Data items
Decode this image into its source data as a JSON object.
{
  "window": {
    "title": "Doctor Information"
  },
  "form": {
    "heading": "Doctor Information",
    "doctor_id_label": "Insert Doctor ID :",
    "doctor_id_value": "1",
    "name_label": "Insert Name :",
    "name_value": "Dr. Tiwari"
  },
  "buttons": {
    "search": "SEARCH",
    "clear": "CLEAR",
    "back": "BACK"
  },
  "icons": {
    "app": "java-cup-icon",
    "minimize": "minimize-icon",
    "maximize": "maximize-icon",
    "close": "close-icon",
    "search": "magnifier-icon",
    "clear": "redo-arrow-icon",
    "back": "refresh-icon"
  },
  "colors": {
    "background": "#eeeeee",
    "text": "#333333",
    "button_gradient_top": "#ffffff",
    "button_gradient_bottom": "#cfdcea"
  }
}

- Exercise prompt
The full set of records should be duplicated exactly.

- Correct answer
Decode this image into its source data as a JSON object.
{
  "window": {
    "title": "Doctor Information"
  },
  "form": {
    "heading": "Doctor Information",
    "doctor_id_label": "Insert Doctor ID :",
    "doctor_id_value": "1",
    "name_label": "Insert Name :",
    "name_value": "Dr. Tiwari"
  },
  "buttons": {
    "search": "SEARCH",
    "clear": "CLEAR",
    "back": "BACK"
  },
  "icons": {
    "app": "java-cup-icon",
    "minimize": "minimize-icon",
    "maximize": "maximize-icon",
    "close": "close-icon",
    "search": "magnifier-icon",
    "clear": "redo-arrow-icon",
    "back": "refresh-icon"
  },
  "colors": {
    "background": "#eeeeee",
    "text": "#333333",
    "button_gradient_top": "#ffffff",
    "button_gradient_bottom": "#cfdcea"
  }
}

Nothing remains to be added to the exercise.